● **Problem description**
Each line that contains the word "esquerdo" counts once; give the total for the records below and nothing else.

Extracted data entries
===

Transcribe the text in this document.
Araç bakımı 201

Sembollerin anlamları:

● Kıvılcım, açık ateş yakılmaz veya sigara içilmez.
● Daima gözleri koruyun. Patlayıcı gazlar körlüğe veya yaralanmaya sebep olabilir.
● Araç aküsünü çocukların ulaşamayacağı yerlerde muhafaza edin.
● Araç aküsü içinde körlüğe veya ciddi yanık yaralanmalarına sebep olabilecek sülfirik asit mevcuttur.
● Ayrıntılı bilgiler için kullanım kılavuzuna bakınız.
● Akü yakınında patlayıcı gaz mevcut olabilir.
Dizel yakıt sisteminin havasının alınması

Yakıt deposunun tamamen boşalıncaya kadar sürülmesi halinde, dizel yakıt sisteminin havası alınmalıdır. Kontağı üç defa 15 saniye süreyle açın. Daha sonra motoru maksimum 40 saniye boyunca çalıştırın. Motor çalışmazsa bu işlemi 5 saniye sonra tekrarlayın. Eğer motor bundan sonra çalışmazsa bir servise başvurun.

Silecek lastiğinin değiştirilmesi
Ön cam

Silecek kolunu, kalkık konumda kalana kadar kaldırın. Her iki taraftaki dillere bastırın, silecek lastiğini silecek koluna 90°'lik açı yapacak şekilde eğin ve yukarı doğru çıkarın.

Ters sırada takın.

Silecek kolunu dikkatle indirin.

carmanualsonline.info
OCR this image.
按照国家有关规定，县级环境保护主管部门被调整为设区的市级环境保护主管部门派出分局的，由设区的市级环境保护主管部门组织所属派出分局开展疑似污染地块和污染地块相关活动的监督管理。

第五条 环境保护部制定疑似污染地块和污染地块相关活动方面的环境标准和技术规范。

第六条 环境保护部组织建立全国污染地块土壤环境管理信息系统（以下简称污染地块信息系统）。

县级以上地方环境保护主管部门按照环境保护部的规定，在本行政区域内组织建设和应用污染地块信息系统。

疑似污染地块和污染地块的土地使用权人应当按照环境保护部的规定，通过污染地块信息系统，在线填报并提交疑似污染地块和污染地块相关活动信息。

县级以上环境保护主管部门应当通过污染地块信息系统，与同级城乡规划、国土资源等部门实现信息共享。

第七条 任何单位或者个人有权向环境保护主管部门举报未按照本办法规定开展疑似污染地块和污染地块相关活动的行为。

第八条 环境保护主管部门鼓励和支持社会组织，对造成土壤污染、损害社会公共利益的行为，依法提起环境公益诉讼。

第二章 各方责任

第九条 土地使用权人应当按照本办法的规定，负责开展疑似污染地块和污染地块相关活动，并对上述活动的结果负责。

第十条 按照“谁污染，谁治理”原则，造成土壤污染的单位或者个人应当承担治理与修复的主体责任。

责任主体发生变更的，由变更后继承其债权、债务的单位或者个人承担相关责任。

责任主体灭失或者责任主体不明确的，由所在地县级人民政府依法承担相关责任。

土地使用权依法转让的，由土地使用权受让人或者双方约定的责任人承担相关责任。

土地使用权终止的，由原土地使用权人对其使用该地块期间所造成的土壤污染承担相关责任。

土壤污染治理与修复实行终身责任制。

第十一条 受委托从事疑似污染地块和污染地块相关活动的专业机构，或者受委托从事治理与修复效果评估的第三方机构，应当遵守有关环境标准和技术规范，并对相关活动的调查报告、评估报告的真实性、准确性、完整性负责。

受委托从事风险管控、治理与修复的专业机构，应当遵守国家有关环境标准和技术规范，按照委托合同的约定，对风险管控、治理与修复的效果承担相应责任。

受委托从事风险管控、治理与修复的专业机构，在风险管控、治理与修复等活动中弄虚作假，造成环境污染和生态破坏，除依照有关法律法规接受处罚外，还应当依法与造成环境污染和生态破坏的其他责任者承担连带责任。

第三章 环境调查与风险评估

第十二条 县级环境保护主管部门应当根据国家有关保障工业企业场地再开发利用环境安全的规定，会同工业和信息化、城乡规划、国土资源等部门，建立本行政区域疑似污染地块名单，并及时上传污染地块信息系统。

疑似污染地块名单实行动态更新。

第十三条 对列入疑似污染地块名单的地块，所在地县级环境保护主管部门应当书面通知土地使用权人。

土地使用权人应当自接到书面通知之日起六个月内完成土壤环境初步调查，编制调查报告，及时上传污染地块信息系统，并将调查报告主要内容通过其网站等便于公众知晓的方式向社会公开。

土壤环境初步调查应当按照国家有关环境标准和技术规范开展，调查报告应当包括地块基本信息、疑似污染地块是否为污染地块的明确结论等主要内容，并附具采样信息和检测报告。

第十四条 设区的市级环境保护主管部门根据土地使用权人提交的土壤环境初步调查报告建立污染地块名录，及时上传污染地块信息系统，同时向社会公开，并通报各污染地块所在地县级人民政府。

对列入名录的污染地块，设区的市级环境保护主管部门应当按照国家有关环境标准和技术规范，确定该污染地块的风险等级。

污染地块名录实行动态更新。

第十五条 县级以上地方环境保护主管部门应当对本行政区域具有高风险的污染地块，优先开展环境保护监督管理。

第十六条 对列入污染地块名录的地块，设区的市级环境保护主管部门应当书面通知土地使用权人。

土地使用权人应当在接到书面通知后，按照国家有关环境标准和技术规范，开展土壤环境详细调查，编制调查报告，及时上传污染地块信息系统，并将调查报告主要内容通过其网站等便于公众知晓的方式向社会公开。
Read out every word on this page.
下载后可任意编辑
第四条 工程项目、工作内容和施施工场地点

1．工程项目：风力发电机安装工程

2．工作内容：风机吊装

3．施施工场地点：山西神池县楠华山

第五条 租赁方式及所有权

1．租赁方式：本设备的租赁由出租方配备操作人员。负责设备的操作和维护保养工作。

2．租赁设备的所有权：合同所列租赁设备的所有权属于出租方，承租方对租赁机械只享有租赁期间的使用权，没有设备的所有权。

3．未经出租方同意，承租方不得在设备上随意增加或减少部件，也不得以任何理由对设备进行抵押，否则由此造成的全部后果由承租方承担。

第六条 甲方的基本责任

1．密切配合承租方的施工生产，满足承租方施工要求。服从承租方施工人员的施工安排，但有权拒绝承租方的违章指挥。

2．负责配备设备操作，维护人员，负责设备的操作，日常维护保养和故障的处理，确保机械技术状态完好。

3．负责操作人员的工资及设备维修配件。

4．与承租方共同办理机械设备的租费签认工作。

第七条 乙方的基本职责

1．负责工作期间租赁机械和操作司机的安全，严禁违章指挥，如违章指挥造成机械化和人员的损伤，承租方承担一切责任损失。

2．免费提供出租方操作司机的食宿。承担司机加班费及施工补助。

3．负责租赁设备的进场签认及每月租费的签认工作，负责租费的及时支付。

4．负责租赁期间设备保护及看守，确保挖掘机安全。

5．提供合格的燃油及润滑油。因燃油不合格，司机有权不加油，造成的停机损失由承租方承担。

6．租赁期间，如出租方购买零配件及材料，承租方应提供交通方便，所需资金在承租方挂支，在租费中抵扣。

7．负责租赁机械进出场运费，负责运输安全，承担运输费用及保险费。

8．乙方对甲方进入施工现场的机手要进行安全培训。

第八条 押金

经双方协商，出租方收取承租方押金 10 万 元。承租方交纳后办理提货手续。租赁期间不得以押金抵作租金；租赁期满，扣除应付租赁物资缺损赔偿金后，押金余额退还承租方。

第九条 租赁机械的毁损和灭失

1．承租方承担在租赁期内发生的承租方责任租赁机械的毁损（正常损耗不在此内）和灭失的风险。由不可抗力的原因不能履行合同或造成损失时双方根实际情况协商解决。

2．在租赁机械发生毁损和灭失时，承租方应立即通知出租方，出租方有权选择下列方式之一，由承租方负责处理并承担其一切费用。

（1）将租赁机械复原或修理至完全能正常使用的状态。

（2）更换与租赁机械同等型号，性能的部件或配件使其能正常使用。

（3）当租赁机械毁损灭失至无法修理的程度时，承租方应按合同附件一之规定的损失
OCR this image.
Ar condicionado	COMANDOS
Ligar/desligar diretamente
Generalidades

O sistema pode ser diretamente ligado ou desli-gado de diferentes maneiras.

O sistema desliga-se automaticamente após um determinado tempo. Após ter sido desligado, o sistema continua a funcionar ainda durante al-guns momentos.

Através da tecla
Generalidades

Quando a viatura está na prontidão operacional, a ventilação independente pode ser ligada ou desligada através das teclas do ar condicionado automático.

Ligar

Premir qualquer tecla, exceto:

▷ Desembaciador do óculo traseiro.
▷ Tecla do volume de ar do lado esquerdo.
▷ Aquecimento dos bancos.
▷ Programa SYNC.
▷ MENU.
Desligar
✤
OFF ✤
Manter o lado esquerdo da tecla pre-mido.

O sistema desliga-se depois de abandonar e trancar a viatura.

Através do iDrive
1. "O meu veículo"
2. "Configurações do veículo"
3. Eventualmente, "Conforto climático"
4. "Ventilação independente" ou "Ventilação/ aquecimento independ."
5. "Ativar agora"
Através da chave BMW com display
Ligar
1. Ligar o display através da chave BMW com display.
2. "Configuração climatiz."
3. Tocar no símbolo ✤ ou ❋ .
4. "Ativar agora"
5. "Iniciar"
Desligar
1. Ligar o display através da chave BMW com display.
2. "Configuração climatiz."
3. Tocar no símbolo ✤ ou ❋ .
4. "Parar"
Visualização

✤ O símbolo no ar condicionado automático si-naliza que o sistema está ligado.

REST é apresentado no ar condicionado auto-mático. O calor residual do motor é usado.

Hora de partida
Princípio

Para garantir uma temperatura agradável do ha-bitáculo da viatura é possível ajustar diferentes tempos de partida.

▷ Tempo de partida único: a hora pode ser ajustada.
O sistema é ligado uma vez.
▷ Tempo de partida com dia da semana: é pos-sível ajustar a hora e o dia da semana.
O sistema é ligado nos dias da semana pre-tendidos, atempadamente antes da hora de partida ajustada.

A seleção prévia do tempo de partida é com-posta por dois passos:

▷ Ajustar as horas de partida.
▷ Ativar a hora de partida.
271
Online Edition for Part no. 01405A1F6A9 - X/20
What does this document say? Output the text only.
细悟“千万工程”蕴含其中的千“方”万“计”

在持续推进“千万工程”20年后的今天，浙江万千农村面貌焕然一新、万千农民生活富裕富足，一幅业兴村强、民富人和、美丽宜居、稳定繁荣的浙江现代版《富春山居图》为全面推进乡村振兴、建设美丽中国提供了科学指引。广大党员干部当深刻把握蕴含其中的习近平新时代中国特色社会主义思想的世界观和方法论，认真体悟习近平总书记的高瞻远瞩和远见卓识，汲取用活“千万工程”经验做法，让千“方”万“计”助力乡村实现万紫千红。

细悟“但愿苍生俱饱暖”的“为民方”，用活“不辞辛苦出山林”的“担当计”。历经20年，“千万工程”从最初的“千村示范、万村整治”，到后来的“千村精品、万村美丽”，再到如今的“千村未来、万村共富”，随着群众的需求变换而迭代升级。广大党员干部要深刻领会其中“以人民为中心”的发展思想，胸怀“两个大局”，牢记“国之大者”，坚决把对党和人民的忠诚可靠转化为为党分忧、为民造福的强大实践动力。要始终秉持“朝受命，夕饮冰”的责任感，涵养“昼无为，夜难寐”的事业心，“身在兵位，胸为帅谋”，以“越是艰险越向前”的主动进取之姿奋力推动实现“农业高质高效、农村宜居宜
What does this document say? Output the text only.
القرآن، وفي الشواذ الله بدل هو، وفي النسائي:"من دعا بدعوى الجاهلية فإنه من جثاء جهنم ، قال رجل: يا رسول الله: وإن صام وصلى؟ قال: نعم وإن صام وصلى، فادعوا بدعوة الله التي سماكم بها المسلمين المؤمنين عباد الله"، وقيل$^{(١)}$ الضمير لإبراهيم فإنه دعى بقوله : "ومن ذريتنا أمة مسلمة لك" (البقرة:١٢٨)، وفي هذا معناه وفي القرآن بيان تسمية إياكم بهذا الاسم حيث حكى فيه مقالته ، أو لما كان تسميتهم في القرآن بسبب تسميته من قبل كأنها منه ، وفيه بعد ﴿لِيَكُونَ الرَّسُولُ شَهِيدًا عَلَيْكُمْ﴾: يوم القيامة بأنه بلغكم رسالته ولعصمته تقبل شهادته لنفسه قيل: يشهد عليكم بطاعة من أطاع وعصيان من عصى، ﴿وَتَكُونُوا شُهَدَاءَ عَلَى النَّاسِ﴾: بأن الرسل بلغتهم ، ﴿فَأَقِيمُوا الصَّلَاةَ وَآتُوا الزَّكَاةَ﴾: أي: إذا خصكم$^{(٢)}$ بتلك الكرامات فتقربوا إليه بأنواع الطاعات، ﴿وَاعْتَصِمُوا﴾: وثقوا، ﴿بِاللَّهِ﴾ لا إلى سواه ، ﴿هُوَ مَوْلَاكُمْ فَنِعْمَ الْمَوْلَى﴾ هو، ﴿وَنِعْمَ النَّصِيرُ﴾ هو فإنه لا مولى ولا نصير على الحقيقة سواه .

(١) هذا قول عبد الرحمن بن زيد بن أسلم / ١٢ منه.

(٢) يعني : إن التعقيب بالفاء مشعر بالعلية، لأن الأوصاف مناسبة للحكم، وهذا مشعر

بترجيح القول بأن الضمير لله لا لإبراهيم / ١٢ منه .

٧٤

===

● **Solved problem**
2